» TASK REQUIREMENTS: Pull out all lines from the listing below in which the word "followed" appears.

** START OF DATA EXTRACT **

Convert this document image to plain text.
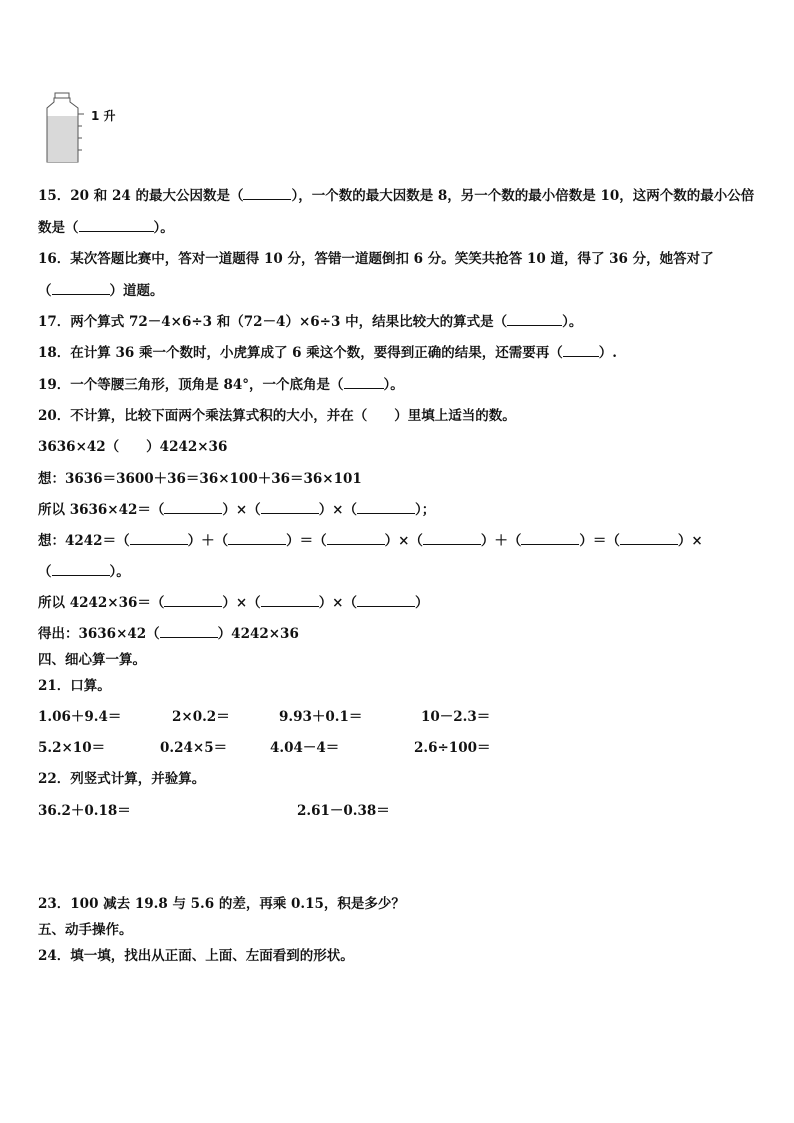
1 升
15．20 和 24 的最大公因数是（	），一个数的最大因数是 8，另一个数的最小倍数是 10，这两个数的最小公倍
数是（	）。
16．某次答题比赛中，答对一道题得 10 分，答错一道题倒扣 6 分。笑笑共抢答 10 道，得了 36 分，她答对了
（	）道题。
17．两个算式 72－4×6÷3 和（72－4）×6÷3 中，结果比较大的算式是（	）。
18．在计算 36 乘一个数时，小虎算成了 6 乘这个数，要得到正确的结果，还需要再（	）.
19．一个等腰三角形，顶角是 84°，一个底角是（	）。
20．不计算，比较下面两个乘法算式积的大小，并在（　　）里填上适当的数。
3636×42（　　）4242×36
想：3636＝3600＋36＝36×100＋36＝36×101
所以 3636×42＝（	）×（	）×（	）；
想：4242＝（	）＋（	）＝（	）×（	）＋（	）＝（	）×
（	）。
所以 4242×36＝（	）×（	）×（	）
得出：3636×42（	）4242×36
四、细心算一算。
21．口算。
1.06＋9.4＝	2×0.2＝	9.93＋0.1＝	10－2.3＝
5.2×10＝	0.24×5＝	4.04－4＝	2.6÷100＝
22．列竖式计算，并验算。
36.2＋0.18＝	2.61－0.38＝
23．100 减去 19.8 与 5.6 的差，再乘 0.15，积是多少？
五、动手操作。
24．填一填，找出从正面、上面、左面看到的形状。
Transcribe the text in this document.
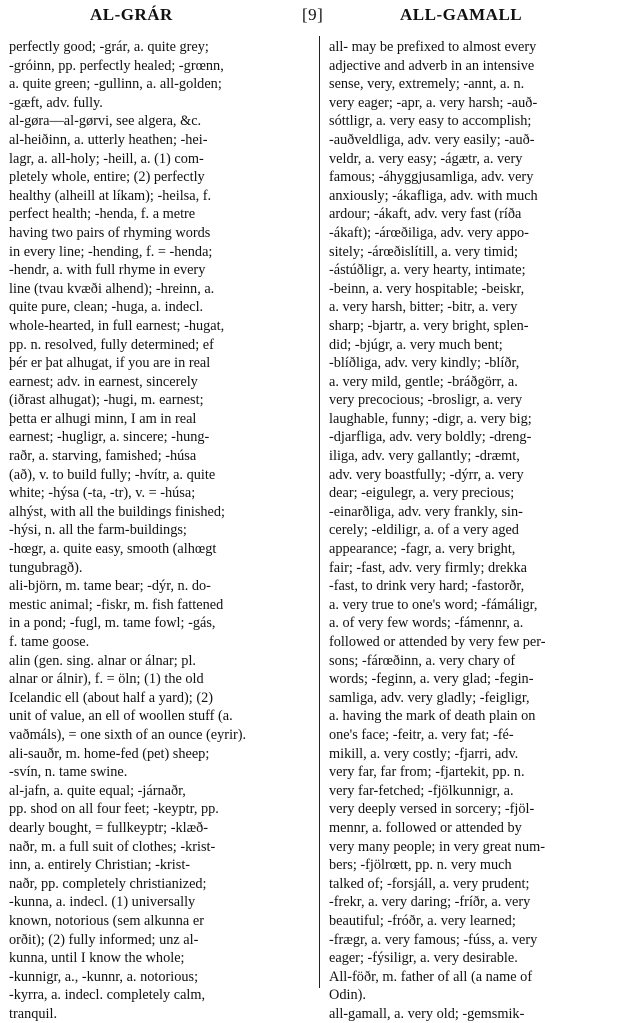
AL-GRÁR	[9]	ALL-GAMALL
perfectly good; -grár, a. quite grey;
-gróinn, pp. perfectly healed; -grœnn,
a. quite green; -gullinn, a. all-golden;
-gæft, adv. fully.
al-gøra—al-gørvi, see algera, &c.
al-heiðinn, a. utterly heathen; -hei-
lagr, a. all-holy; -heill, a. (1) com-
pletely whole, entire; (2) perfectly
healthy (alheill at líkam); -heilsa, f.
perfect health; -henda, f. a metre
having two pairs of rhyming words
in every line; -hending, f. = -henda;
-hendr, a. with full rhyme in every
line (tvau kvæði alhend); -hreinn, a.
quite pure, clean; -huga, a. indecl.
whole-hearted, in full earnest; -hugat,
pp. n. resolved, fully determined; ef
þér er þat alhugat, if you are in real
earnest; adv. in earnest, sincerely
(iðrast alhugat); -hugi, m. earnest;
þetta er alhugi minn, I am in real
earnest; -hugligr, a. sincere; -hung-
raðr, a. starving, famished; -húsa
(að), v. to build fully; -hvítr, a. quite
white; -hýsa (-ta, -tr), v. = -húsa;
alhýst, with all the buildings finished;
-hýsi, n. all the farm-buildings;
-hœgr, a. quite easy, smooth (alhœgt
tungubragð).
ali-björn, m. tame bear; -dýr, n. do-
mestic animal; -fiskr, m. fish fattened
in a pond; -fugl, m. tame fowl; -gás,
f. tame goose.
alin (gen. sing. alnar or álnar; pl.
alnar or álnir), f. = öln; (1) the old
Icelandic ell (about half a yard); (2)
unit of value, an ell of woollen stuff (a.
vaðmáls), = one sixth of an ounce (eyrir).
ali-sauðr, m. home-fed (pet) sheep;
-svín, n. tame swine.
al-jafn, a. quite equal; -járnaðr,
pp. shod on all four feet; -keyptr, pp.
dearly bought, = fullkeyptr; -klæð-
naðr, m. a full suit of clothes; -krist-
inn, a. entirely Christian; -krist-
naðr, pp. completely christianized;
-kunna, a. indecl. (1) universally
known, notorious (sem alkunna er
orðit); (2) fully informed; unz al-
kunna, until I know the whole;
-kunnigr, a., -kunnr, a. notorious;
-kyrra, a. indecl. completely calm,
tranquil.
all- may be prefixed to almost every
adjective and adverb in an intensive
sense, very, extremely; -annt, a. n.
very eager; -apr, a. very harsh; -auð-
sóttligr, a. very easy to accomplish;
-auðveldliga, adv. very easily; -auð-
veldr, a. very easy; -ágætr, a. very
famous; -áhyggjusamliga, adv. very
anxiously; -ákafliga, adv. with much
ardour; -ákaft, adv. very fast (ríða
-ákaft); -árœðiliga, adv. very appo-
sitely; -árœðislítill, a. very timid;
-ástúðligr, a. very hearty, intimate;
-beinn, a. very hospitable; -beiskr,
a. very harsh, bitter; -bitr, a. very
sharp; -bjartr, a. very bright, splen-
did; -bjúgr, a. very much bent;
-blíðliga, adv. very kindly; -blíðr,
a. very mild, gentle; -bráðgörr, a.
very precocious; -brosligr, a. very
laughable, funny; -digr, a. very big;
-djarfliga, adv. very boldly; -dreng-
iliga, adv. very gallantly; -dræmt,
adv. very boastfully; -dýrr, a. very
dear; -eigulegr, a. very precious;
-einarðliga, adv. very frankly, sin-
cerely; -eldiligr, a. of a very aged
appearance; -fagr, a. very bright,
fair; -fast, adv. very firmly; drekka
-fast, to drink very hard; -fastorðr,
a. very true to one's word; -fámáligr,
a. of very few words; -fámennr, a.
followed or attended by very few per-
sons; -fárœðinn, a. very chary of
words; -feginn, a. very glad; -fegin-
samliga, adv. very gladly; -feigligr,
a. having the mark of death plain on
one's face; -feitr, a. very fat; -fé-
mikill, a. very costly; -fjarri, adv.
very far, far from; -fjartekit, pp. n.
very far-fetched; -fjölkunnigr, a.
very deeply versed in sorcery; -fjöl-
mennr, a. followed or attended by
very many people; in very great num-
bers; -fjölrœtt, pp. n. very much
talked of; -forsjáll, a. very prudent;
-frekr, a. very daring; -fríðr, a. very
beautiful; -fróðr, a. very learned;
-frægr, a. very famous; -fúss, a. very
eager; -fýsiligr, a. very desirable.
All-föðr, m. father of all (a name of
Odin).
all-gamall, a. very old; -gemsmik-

** END OF DATA EXTRACT **
** START OF DATA EXTRACT **

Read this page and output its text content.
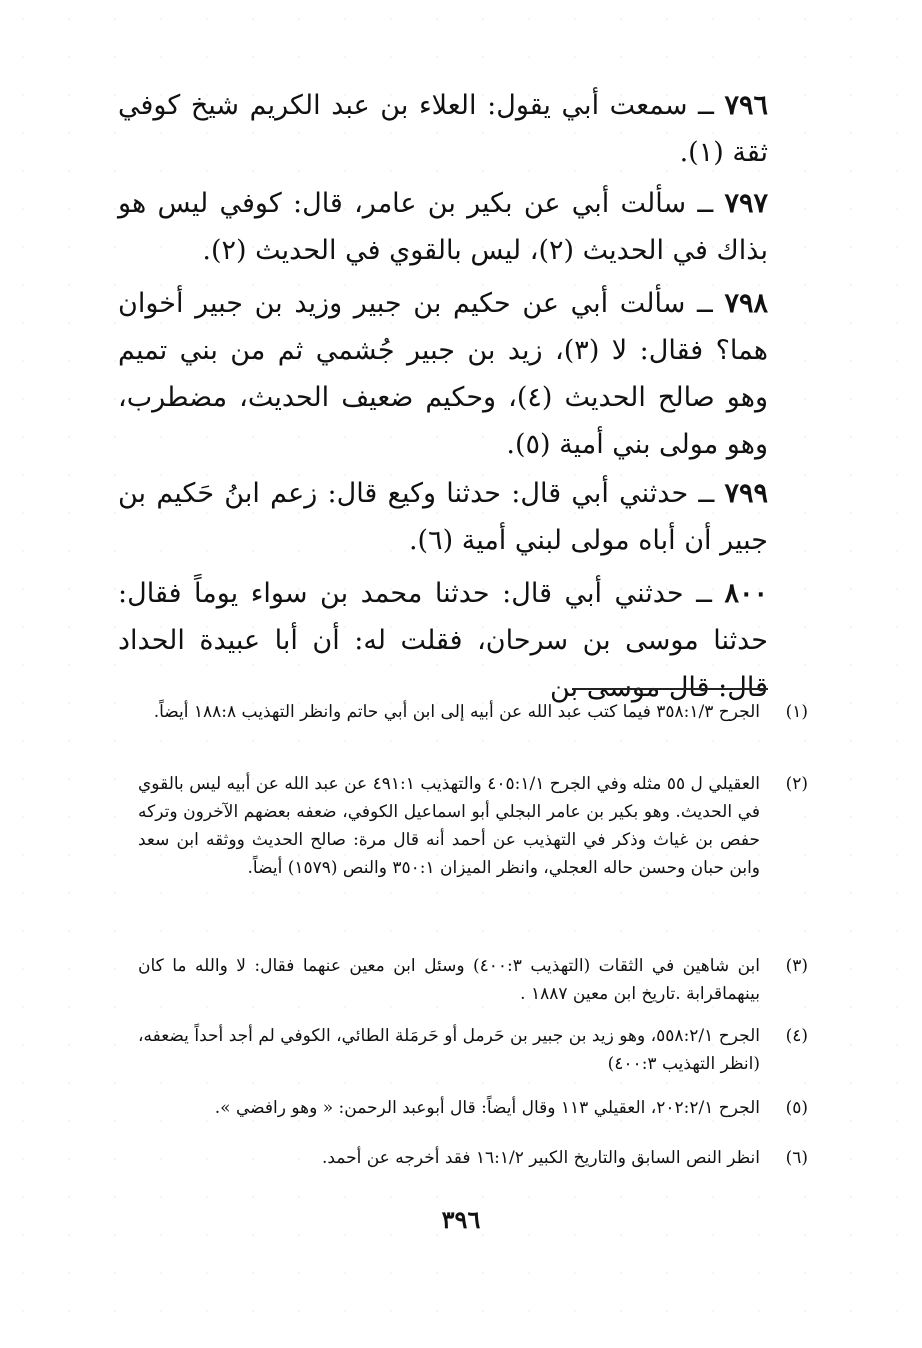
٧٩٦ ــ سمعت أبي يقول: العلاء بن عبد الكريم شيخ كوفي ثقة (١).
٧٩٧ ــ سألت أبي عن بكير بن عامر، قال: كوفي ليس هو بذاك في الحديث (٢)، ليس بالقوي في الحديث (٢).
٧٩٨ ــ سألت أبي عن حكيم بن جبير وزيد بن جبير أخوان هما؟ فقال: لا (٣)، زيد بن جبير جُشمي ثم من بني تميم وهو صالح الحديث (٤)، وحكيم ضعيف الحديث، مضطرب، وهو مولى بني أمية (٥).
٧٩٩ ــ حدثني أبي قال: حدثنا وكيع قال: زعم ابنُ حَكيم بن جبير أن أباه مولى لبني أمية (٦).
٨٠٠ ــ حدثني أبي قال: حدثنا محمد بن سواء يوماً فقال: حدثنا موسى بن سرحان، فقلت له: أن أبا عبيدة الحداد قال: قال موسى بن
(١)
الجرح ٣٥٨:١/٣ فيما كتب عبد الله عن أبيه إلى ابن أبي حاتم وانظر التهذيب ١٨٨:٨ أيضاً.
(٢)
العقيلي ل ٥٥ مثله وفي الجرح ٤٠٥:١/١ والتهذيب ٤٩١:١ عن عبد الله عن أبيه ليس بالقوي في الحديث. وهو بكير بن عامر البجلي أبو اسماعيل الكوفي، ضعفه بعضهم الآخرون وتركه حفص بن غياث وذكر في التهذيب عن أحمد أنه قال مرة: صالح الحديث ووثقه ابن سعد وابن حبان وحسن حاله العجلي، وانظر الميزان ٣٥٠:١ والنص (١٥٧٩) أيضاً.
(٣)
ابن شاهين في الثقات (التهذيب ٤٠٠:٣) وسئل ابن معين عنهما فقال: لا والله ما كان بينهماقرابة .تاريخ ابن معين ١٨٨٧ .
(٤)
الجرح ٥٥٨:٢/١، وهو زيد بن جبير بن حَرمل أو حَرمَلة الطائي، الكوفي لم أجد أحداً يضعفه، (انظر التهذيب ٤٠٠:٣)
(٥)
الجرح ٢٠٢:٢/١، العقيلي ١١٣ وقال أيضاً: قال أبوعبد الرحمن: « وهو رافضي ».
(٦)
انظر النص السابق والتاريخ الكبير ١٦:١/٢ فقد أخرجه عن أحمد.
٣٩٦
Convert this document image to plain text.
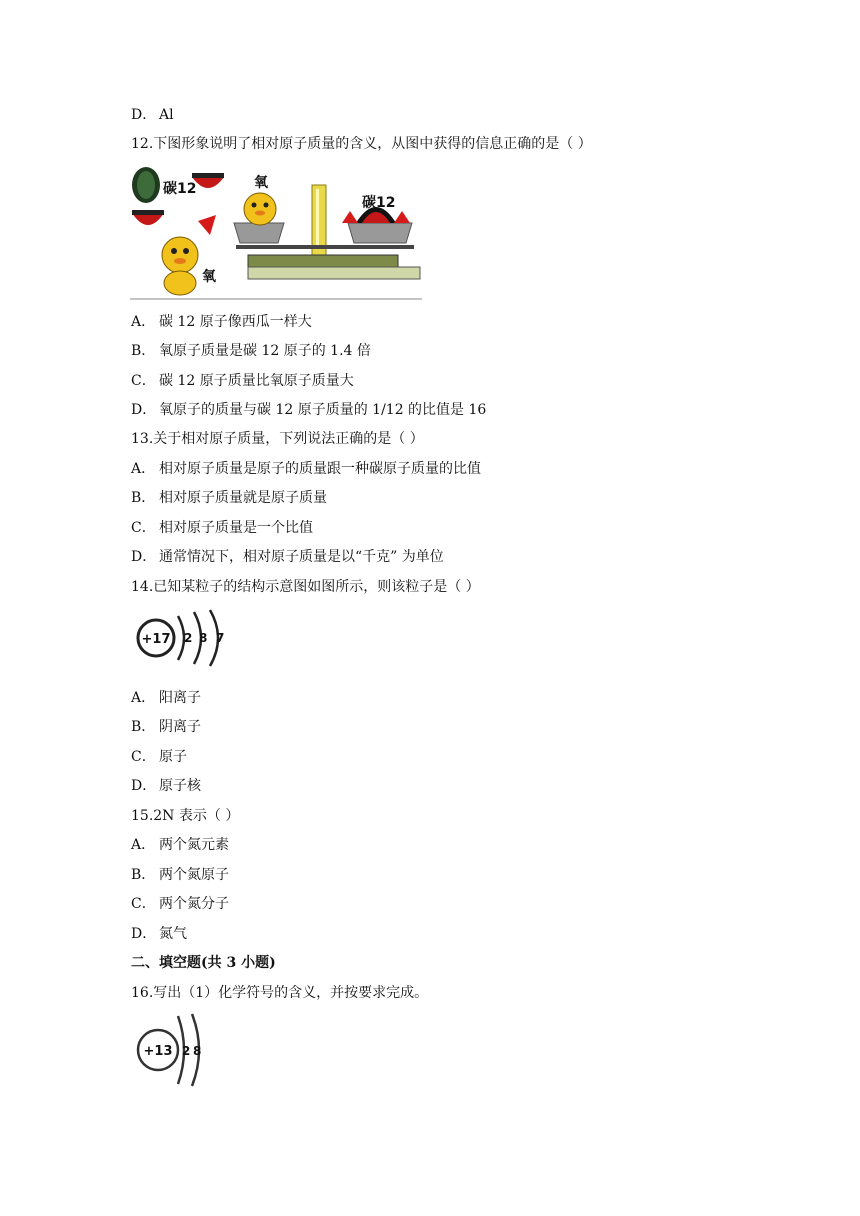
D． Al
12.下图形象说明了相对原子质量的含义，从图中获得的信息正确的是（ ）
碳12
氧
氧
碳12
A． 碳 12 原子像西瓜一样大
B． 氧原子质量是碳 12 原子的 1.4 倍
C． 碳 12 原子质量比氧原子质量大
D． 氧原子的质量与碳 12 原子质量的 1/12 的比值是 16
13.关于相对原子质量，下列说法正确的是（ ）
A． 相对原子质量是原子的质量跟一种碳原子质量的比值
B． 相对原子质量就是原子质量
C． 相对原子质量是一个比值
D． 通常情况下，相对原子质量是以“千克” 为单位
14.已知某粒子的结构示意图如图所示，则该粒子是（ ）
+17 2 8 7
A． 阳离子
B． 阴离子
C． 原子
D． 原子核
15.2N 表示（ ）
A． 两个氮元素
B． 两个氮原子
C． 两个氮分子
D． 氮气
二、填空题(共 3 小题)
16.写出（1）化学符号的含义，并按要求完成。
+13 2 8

** END OF DATA EXTRACT **
** START OF DATA EXTRACT **

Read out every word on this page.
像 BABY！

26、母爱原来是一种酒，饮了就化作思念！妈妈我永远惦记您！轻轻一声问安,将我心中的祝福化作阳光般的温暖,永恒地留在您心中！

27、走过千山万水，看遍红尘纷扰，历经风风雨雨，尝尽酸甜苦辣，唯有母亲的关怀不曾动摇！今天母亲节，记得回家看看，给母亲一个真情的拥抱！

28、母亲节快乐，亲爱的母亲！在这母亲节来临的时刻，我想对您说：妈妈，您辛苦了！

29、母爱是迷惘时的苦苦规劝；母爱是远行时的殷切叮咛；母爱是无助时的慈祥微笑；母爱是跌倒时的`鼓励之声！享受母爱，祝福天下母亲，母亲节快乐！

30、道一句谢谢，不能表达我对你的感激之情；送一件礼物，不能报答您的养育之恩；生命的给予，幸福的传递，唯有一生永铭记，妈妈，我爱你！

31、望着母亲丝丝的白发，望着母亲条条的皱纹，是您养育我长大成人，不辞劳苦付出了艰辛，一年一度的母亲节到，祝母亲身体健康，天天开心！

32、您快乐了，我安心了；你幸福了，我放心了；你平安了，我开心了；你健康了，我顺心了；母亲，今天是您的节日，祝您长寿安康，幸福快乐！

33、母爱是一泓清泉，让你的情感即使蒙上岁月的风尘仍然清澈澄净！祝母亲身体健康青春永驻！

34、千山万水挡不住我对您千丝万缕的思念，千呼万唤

** END OF DATA EXTRACT **

» FINISHED ANSWER:
followed or attended by very few per-
mennr, a. followed or attended by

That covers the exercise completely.